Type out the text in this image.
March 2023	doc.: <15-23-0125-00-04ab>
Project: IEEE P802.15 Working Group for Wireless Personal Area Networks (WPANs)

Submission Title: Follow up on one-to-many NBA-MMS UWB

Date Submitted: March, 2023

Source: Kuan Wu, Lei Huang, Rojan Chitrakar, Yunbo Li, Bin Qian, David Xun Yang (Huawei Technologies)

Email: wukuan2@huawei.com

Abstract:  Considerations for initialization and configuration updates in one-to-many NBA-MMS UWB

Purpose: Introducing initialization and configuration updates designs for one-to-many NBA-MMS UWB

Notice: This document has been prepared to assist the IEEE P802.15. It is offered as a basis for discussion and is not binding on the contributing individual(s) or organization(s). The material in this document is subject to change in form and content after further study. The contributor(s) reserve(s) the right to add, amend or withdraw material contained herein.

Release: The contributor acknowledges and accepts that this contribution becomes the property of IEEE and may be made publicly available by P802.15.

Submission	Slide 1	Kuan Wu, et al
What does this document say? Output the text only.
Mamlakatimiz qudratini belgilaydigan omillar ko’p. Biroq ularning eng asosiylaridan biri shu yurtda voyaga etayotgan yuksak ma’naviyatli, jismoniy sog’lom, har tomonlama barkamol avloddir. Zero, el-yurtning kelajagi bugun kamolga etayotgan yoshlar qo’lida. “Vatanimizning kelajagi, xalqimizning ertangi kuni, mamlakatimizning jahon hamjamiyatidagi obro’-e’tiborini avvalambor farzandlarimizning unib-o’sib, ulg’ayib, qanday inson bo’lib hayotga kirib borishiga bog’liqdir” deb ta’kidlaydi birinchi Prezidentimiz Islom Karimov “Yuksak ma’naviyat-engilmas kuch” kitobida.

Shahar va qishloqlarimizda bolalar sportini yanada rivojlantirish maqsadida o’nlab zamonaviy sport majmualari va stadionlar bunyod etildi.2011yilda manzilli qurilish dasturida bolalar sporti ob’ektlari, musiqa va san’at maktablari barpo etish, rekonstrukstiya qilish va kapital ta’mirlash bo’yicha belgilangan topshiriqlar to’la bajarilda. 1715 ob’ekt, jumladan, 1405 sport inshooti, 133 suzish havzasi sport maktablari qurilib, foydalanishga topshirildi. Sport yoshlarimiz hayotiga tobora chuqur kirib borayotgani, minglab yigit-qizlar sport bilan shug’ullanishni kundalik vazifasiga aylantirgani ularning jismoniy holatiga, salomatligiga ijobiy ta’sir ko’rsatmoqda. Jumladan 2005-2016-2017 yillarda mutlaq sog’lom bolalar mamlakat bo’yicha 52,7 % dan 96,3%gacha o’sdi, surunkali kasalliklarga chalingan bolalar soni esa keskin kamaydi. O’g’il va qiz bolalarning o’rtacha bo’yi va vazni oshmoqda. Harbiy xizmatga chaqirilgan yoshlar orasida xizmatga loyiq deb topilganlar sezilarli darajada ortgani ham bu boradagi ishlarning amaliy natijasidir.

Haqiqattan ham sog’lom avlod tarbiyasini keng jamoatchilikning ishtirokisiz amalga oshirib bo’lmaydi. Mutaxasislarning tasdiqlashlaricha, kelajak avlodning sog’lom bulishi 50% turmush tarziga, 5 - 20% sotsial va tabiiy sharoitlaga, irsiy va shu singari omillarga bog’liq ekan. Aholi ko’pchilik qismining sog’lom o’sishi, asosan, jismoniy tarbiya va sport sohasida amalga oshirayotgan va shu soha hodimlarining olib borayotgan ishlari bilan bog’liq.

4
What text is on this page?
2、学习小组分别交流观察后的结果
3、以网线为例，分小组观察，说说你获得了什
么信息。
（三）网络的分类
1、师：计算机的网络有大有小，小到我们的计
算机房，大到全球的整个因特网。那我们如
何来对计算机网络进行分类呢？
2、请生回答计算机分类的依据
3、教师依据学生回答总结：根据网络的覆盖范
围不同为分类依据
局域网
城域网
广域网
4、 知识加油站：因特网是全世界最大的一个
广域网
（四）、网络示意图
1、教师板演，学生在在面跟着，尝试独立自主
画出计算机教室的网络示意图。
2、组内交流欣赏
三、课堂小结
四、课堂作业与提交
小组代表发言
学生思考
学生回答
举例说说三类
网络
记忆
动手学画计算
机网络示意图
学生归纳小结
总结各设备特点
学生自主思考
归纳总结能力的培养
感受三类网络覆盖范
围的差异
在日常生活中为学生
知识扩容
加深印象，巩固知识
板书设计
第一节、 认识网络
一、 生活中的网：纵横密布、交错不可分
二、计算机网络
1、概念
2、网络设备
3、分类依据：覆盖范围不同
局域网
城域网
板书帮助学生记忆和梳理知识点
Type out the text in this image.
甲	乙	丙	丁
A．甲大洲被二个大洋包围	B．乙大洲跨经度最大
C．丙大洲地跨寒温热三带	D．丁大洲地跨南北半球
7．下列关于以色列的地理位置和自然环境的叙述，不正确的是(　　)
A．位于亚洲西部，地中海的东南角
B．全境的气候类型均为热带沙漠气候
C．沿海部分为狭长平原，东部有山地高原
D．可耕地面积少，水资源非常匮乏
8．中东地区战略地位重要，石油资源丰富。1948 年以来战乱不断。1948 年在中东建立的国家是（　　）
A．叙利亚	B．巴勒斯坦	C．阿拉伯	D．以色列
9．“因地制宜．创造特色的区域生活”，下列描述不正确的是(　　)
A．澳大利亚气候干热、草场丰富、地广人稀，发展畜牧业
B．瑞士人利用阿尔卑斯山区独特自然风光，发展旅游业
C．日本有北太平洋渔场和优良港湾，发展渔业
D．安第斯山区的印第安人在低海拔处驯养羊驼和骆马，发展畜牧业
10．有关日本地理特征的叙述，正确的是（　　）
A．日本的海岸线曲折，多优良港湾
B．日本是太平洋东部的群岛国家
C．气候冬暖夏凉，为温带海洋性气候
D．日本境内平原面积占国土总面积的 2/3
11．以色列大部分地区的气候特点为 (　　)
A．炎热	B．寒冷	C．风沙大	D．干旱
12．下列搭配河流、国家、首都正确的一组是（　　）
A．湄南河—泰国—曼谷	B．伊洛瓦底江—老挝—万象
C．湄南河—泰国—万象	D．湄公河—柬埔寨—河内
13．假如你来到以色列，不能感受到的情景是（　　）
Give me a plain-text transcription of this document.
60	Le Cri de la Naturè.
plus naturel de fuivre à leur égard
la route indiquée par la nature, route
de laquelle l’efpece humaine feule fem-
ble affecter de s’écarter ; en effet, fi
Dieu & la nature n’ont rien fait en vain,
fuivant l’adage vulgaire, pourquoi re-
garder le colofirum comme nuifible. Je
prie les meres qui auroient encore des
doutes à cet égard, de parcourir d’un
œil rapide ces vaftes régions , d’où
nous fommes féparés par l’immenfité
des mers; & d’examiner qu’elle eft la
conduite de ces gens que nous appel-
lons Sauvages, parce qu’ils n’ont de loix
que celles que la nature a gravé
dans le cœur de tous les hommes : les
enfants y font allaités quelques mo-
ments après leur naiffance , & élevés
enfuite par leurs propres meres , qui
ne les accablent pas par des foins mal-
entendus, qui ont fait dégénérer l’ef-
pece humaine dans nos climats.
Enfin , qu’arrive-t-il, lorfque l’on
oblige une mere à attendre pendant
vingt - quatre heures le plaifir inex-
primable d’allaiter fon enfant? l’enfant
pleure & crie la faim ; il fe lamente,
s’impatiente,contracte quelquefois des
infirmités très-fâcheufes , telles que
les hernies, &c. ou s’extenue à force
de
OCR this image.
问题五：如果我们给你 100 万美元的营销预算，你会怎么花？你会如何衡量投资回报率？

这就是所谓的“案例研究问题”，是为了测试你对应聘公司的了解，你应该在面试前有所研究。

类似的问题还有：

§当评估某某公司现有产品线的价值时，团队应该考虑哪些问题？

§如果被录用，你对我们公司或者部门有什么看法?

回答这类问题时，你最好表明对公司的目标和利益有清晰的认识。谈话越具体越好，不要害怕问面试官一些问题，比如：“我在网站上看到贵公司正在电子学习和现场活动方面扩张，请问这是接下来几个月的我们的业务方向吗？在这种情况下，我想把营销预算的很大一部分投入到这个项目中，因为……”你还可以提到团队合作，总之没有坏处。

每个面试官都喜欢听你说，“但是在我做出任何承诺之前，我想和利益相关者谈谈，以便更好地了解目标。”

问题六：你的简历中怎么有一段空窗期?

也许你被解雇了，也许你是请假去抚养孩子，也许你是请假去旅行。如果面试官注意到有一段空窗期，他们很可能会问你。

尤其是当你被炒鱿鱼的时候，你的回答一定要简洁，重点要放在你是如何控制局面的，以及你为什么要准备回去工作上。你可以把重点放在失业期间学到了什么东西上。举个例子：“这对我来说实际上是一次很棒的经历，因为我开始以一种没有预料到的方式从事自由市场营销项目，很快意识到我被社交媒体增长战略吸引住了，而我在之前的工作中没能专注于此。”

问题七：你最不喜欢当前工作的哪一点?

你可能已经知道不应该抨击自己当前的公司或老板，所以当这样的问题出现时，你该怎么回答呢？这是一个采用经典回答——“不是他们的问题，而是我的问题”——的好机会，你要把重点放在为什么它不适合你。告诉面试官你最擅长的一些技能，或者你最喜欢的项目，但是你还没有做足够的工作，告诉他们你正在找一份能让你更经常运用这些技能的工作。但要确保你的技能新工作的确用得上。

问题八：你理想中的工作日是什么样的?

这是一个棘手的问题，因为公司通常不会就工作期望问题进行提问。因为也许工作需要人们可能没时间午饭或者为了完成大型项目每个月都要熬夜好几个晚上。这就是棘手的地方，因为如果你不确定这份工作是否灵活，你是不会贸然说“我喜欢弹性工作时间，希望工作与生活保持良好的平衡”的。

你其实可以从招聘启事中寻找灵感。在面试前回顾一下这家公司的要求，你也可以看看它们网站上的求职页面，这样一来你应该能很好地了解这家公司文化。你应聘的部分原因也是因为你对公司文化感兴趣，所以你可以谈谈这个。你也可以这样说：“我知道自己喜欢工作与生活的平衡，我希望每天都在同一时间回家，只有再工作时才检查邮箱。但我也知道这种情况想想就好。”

********************

◆ Task to complete: Determine the number of lines in the entries above where the string "humaine" appears. Answer with the number alone.

◆ Solution: 2